Data items

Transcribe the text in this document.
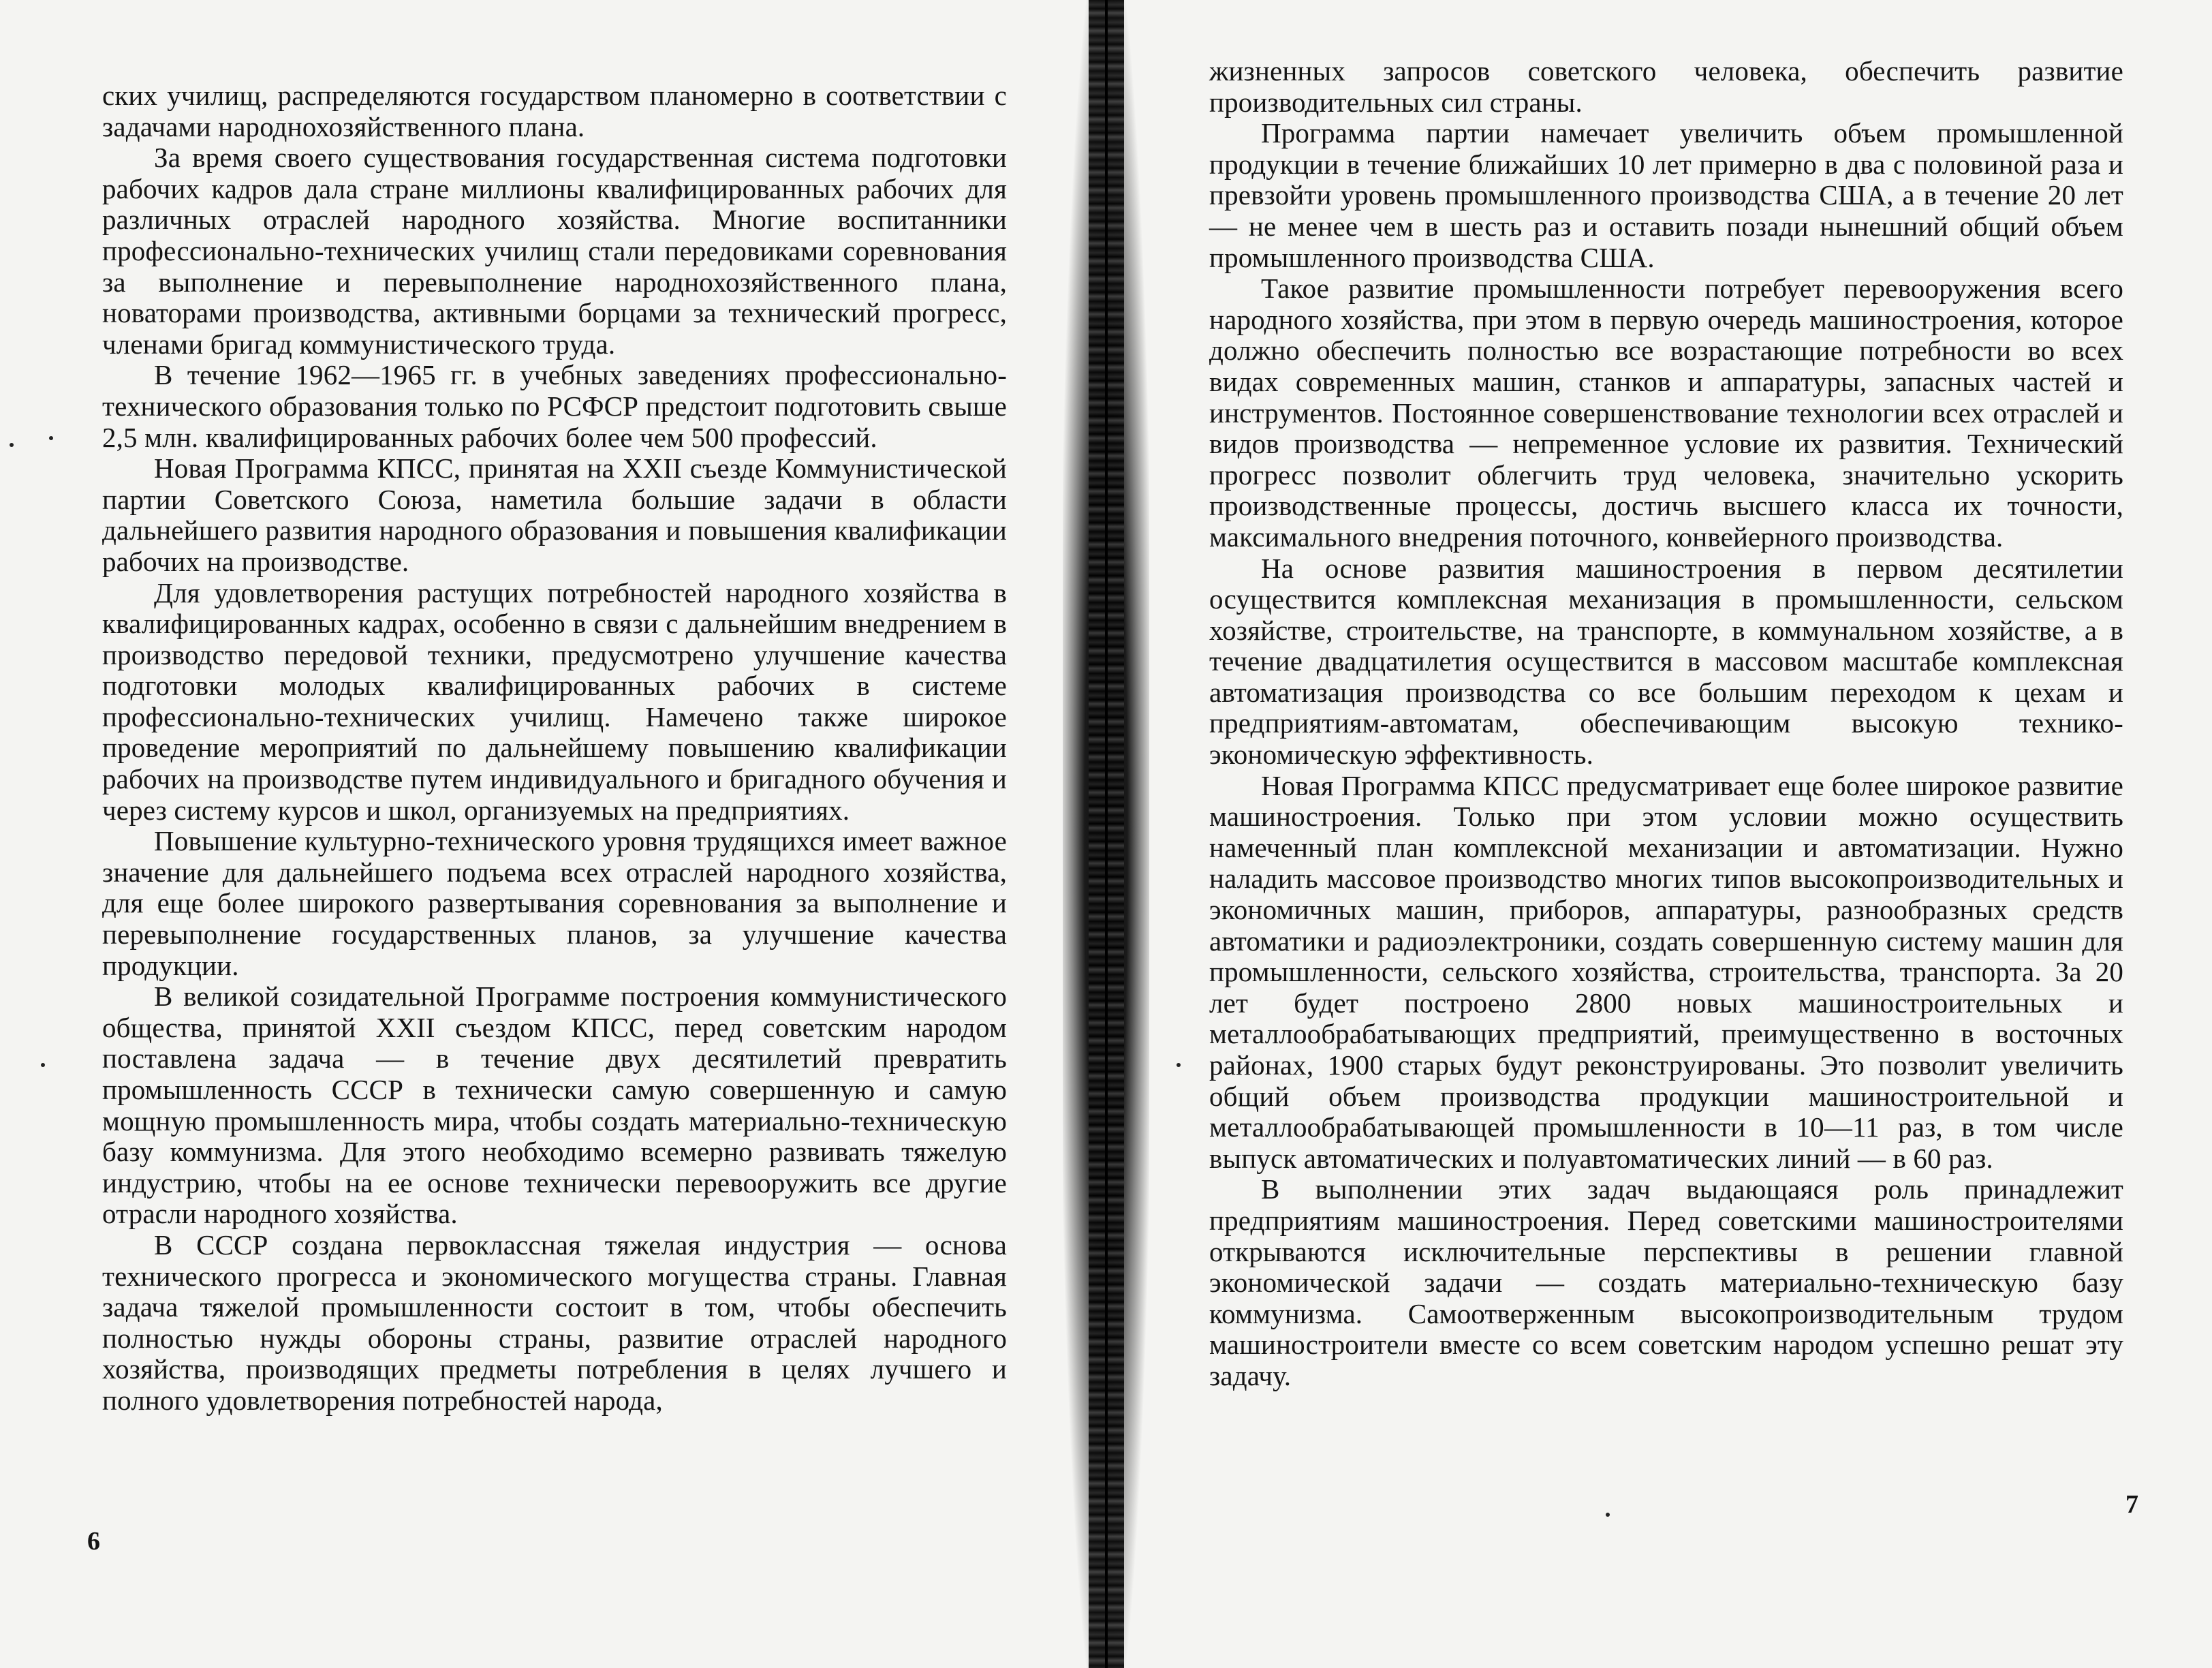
ских училищ, распределяются государством планомерно в соответствии с задачами народнохозяйственного плана.

За время своего существования государственная система подготовки рабочих кадров дала стране миллионы квалифицированных рабочих для различных отраслей народного хозяйства. Многие воспитанники профессионально-технических училищ стали передовиками соревнования за выполнение и перевыполнение народнохозяйственного плана, новаторами производства, активными борцами за технический прогресс, членами бригад коммунистического труда.

В течение 1962—1965 гг. в учебных заведениях профессионально-технического образования только по РСФСР предстоит подготовить свыше 2,5 млн. квалифицированных рабочих более чем 500 профессий.

Новая Программа КПСС, принятая на XXII съезде Коммунистической партии Советского Союза, наметила большие задачи в области дальнейшего развития народного образования и повышения квалификации рабочих на производстве.

Для удовлетворения растущих потребностей народного хозяйства в квалифицированных кадрах, особенно в связи с дальнейшим внедрением в производство передовой техники, предусмотрено улучшение качества подготовки молодых квалифицированных рабочих в системе профессионально-технических училищ. Намечено также широкое проведение мероприятий по дальнейшему повышению квалификации рабочих на производстве путем индивидуального и бригадного обучения и через систему курсов и школ, организуемых на предприятиях.

Повышение культурно-технического уровня трудящихся имеет важное значение для дальнейшего подъема всех отраслей народного хозяйства, для еще более широкого развертывания соревнования за выполнение и перевыполнение государственных планов, за улучшение качества продукции.

В великой созидательной Программе построения коммунистического общества, принятой XXII съездом КПСС, перед советским народом поставлена задача — в течение двух десятилетий превратить промышленность СССР в технически самую совершенную и самую мощную промышленность мира, чтобы создать материально-техническую базу коммунизма. Для этого необходимо всемерно развивать тяжелую индустрию, чтобы на ее основе технически перевооружить все другие отрасли народного хозяйства.

В СССР создана первоклассная тяжелая индустрия — основа технического прогресса и экономического могущества страны. Главная задача тяжелой промышленности состоит в том, чтобы обеспечить полностью нужды обороны страны, развитие отраслей народного хозяйства, производящих предметы потребления в целях лучшего и полного удовлетворения потребностей народа,

6

жизненных запросов советского человека, обеспечить развитие производительных сил страны.

Программа партии намечает увеличить объем промышленной продукции в течение ближайших 10 лет примерно в два с половиной раза и превзойти уровень промышленного производства США, а в течение 20 лет — не менее чем в шесть раз и оставить позади нынешний общий объем промышленного производства США.

Такое развитие промышленности потребует перевооружения всего народного хозяйства, при этом в первую очередь машиностроения, которое должно обеспечить полностью все возрастающие потребности во всех видах современных машин, станков и аппаратуры, запасных частей и инструментов. Постоянное совершенствование технологии всех отраслей и видов производства — непременное условие их развития. Технический прогресс позволит облегчить труд человека, значительно ускорить производственные процессы, достичь высшего класса их точности, максимального внедрения поточного, конвейерного производства.

На основе развития машиностроения в первом десятилетии осуществится комплексная механизация в промышленности, сельском хозяйстве, строительстве, на транспорте, в коммунальном хозяйстве, а в течение двадцатилетия осуществится в массовом масштабе комплексная автоматизация производства со все большим переходом к цехам и предприятиям-автоматам, обеспечивающим высокую технико-экономическую эффективность.

Новая Программа КПСС предусматривает еще более широкое развитие машиностроения. Только при этом условии можно осуществить намеченный план комплексной механизации и автоматизации. Нужно наладить массовое производство многих типов высокопроизводительных и экономичных машин, приборов, аппаратуры, разнообразных средств автоматики и радиоэлектроники, создать совершенную систему машин для промышленности, сельского хозяйства, строительства, транспорта. За 20 лет будет построено 2800 новых машиностроительных и металлообрабатывающих предприятий, преимущественно в восточных районах, 1900 старых будут реконструированы. Это позволит увеличить общий объем производства продукции машиностроительной и металлообрабатывающей промышленности в 10—11 раз, в том числе выпуск автоматических и полуавтоматических линий — в 60 раз.

В выполнении этих задач выдающаяся роль принадлежит предприятиям машиностроения. Перед советскими машиностроителями открываются исключительные перспективы в решении главной экономической задачи — создать материально-техническую базу коммунизма. Самоотверженным высокопроизводительным трудом машиностроители вместе со всем советским народом успешно решат эту задачу.

7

> **The request**
Give all the entries again exactly, dropping each picture.

> **Result**
Transcribe the text in this document.
ских училищ, распределяются государством планомерно в соответствии с задачами народнохозяйственного плана.

За время своего существования государственная система подготовки рабочих кадров дала стране миллионы квалифицированных рабочих для различных отраслей народного хозяйства. Многие воспитанники профессионально-технических училищ стали передовиками соревнования за выполнение и перевыполнение народнохозяйственного плана, новаторами производства, активными борцами за технический прогресс, членами бригад коммунистического труда.

В течение 1962—1965 гг. в учебных заведениях профессионально-технического образования только по РСФСР предстоит подготовить свыше 2,5 млн. квалифицированных рабочих более чем 500 профессий.

Новая Программа КПСС, принятая на XXII съезде Коммунистической партии Советского Союза, наметила большие задачи в области дальнейшего развития народного образования и повышения квалификации рабочих на производстве.

Для удовлетворения растущих потребностей народного хозяйства в квалифицированных кадрах, особенно в связи с дальнейшим внедрением в производство передовой техники, предусмотрено улучшение качества подготовки молодых квалифицированных рабочих в системе профессионально-технических училищ. Намечено также широкое проведение мероприятий по дальнейшему повышению квалификации рабочих на производстве путем индивидуального и бригадного обучения и через систему курсов и школ, организуемых на предприятиях.

Повышение культурно-технического уровня трудящихся имеет важное значение для дальнейшего подъема всех отраслей народного хозяйства, для еще более широкого развертывания соревнования за выполнение и перевыполнение государственных планов, за улучшение качества продукции.

В великой созидательной Программе построения коммунистического общества, принятой XXII съездом КПСС, перед советским народом поставлена задача — в течение двух десятилетий превратить промышленность СССР в технически самую совершенную и самую мощную промышленность мира, чтобы создать материально-техническую базу коммунизма. Для этого необходимо всемерно развивать тяжелую индустрию, чтобы на ее основе технически перевооружить все другие отрасли народного хозяйства.

В СССР создана первоклассная тяжелая индустрия — основа технического прогресса и экономического могущества страны. Главная задача тяжелой промышленности состоит в том, чтобы обеспечить полностью нужды обороны страны, развитие отраслей народного хозяйства, производящих предметы потребления в целях лучшего и полного удовлетворения потребностей народа,

6

жизненных запросов советского человека, обеспечить развитие производительных сил страны.

Программа партии намечает увеличить объем промышленной продукции в течение ближайших 10 лет примерно в два с половиной раза и превзойти уровень промышленного производства США, а в течение 20 лет — не менее чем в шесть раз и оставить позади нынешний общий объем промышленного производства США.

Такое развитие промышленности потребует перевооружения всего народного хозяйства, при этом в первую очередь машиностроения, которое должно обеспечить полностью все возрастающие потребности во всех видах современных машин, станков и аппаратуры, запасных частей и инструментов. Постоянное совершенствование технологии всех отраслей и видов производства — непременное условие их развития. Технический прогресс позволит облегчить труд человека, значительно ускорить производственные процессы, достичь высшего класса их точности, максимального внедрения поточного, конвейерного производства.

На основе развития машиностроения в первом десятилетии осуществится комплексная механизация в промышленности, сельском хозяйстве, строительстве, на транспорте, в коммунальном хозяйстве, а в течение двадцатилетия осуществится в массовом масштабе комплексная автоматизация производства со все большим переходом к цехам и предприятиям-автоматам, обеспечивающим высокую технико-экономическую эффективность.

Новая Программа КПСС предусматривает еще более широкое развитие машиностроения. Только при этом условии можно осуществить намеченный план комплексной механизации и автоматизации. Нужно наладить массовое производство многих типов высокопроизводительных и экономичных машин, приборов, аппаратуры, разнообразных средств автоматики и радиоэлектроники, создать совершенную систему машин для промышленности, сельского хозяйства, строительства, транспорта. За 20 лет будет построено 2800 новых машиностроительных и металлообрабатывающих предприятий, преимущественно в восточных районах, 1900 старых будут реконструированы. Это позволит увеличить общий объем производства продукции машиностроительной и металлообрабатывающей промышленности в 10—11 раз, в том числе выпуск автоматических и полуавтоматических линий — в 60 раз.

В выполнении этих задач выдающаяся роль принадлежит предприятиям машиностроения. Перед советскими машиностроителями открываются исключительные перспективы в решении главной экономической задачи — создать материально-техническую базу коммунизма. Самоотверженным высокопроизводительным трудом машиностроители вместе со всем советским народом успешно решат эту задачу.

7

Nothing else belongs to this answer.